▶ **Task to complete**
The data below needs to be returned exactly, line for line.
= = =
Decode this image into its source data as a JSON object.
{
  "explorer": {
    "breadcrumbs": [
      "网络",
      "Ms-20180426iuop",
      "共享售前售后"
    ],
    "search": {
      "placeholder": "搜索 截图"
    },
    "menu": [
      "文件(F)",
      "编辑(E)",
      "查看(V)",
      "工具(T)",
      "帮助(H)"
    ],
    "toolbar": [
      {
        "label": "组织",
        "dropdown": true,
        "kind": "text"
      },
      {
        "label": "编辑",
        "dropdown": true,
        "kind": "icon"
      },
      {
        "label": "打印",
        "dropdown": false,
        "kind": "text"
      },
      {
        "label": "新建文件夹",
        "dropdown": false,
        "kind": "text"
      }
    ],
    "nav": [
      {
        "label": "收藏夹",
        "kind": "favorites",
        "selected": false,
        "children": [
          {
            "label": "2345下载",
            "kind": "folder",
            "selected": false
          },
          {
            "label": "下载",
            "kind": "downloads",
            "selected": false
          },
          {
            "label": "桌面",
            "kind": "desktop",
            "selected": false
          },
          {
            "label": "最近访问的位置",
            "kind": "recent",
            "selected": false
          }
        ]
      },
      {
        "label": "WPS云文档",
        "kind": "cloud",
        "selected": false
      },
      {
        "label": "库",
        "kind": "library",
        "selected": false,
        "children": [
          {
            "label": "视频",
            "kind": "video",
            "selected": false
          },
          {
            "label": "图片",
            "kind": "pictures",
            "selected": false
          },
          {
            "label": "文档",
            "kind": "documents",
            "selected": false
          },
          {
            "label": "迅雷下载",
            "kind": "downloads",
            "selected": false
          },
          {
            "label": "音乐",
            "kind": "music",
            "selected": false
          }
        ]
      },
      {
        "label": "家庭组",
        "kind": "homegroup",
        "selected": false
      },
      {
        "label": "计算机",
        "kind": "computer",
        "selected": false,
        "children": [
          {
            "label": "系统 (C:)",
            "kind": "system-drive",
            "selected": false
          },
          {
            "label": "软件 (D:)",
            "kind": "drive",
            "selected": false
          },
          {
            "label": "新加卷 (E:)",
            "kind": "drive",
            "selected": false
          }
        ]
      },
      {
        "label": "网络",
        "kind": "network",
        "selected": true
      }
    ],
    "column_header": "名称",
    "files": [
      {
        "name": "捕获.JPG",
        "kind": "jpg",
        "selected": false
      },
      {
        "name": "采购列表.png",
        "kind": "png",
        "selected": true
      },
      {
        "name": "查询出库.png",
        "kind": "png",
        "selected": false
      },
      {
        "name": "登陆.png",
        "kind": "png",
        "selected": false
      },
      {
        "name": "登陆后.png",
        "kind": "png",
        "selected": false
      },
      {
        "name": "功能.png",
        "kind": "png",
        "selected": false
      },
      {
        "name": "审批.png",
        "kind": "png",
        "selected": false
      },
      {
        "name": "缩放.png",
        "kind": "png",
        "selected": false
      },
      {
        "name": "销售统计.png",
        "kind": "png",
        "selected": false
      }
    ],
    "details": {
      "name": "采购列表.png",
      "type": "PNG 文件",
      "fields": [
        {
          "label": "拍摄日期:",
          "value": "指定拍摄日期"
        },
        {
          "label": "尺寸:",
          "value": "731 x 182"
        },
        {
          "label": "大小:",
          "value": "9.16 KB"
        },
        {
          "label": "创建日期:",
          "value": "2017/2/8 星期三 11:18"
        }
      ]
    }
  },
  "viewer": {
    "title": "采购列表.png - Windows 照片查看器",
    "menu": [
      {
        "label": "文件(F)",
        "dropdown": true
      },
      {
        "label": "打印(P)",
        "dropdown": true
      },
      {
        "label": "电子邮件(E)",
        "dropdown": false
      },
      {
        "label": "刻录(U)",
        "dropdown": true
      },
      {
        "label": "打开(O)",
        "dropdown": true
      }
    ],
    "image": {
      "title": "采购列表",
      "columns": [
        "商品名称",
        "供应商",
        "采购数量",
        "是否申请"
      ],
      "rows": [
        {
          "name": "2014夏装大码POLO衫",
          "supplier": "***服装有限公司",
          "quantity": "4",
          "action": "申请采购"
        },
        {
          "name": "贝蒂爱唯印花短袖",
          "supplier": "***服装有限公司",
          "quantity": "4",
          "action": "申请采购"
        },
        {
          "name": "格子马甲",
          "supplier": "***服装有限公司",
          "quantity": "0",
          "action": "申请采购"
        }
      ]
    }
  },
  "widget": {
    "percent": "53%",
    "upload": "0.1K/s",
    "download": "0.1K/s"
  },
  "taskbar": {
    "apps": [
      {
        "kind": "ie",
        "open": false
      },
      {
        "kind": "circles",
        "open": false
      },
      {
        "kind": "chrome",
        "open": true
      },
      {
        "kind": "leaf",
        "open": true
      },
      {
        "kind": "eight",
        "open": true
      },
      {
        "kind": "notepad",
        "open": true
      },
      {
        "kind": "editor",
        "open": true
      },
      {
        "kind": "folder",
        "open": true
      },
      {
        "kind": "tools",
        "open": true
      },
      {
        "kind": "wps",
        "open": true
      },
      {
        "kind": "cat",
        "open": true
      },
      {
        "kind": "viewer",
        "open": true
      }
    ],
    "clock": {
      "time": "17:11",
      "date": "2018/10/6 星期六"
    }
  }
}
= = =
▶ **Correct result**
Decode this image into its source data as a JSON object.
{
  "explorer": {
    "breadcrumbs": [
      "网络",
      "Ms-20180426iuop",
      "共享售前售后"
    ],
    "search": {
      "placeholder": "搜索 截图"
    },
    "menu": [
      "文件(F)",
      "编辑(E)",
      "查看(V)",
      "工具(T)",
      "帮助(H)"
    ],
    "toolbar": [
      {
        "label": "组织",
        "dropdown": true,
        "kind": "text"
      },
      {
        "label": "编辑",
        "dropdown": true,
        "kind": "icon"
      },
      {
        "label": "打印",
        "dropdown": false,
        "kind": "text"
      },
      {
        "label": "新建文件夹",
        "dropdown": false,
        "kind": "text"
      }
    ],
    "nav": [
      {
        "label": "收藏夹",
        "kind": "favorites",
        "selected": false,
        "children": [
          {
            "label": "2345下载",
            "kind": "folder",
            "selected": false
          },
          {
            "label": "下载",
            "kind": "downloads",
            "selected": false
          },
          {
            "label": "桌面",
            "kind": "desktop",
            "selected": false
          },
          {
            "label": "最近访问的位置",
            "kind": "recent",
            "selected": false
          }
        ]
      },
      {
        "label": "WPS云文档",
        "kind": "cloud",
        "selected": false
      },
      {
        "label": "库",
        "kind": "library",
        "selected": false,
        "children": [
          {
            "label": "视频",
            "kind": "video",
            "selected": false
          },
          {
            "label": "图片",
            "kind": "pictures",
            "selected": false
          },
          {
            "label": "文档",
            "kind": "documents",
            "selected": false
          },
          {
            "label": "迅雷下载",
            "kind": "downloads",
            "selected": false
          },
          {
            "label": "音乐",
            "kind": "music",
            "selected": false
          }
        ]
      },
      {
        "label": "家庭组",
        "kind": "homegroup",
        "selected": false
      },
      {
        "label": "计算机",
        "kind": "computer",
        "selected": false,
        "children": [
          {
            "label": "系统 (C:)",
            "kind": "system-drive",
            "selected": false
          },
          {
            "label": "软件 (D:)",
            "kind": "drive",
            "selected": false
          },
          {
            "label": "新加卷 (E:)",
            "kind": "drive",
            "selected": false
          }
        ]
      },
      {
        "label": "网络",
        "kind": "network",
        "selected": true
      }
    ],
    "column_header": "名称",
    "files": [
      {
        "name": "捕获.JPG",
        "kind": "jpg",
        "selected": false
      },
      {
        "name": "采购列表.png",
        "kind": "png",
        "selected": true
      },
      {
        "name": "查询出库.png",
        "kind": "png",
        "selected": false
      },
      {
        "name": "登陆.png",
        "kind": "png",
        "selected": false
      },
      {
        "name": "登陆后.png",
        "kind": "png",
        "selected": false
      },
      {
        "name": "功能.png",
        "kind": "png",
        "selected": false
      },
      {
        "name": "审批.png",
        "kind": "png",
        "selected": false
      },
      {
        "name": "缩放.png",
        "kind": "png",
        "selected": false
      },
      {
        "name": "销售统计.png",
        "kind": "png",
        "selected": false
      }
    ],
    "details": {
      "name": "采购列表.png",
      "type": "PNG 文件",
      "fields": [
        {
          "label": "拍摄日期:",
          "value": "指定拍摄日期"
        },
        {
          "label": "尺寸:",
          "value": "731 x 182"
        },
        {
          "label": "大小:",
          "value": "9.16 KB"
        },
        {
          "label": "创建日期:",
          "value": "2017/2/8 星期三 11:18"
        }
      ]
    }
  },
  "viewer": {
    "title": "采购列表.png - Windows 照片查看器",
    "menu": [
      {
        "label": "文件(F)",
        "dropdown": true
      },
      {
        "label": "打印(P)",
        "dropdown": true
      },
      {
        "label": "电子邮件(E)",
        "dropdown": false
      },
      {
        "label": "刻录(U)",
        "dropdown": true
      },
      {
        "label": "打开(O)",
        "dropdown": true
      }
    ],
    "image": {
      "title": "采购列表",
      "columns": [
        "商品名称",
        "供应商",
        "采购数量",
        "是否申请"
      ],
      "rows": [
        {
          "name": "2014夏装大码POLO衫",
          "supplier": "***服装有限公司",
          "quantity": "4",
          "action": "申请采购"
        },
        {
          "name": "贝蒂爱唯印花短袖",
          "supplier": "***服装有限公司",
          "quantity": "4",
          "action": "申请采购"
        },
        {
          "name": "格子马甲",
          "supplier": "***服装有限公司",
          "quantity": "0",
          "action": "申请采购"
        }
      ]
    }
  },
  "widget": {
    "percent": "53%",
    "upload": "0.1K/s",
    "download": "0.1K/s"
  },
  "taskbar": {
    "apps": [
      {
        "kind": "ie",
        "open": false
      },
      {
        "kind": "circles",
        "open": false
      },
      {
        "kind": "chrome",
        "open": true
      },
      {
        "kind": "leaf",
        "open": true
      },
      {
        "kind": "eight",
        "open": true
      },
      {
        "kind": "notepad",
        "open": true
      },
      {
        "kind": "editor",
        "open": true
      },
      {
        "kind": "folder",
        "open": true
      },
      {
        "kind": "tools",
        "open": true
      },
      {
        "kind": "wps",
        "open": true
      },
      {
        "kind": "cat",
        "open": true
      },
      {
        "kind": "viewer",
        "open": true
      }
    ],
    "clock": {
      "time": "17:11",
      "date": "2018/10/6 星期六"
    }
  }
}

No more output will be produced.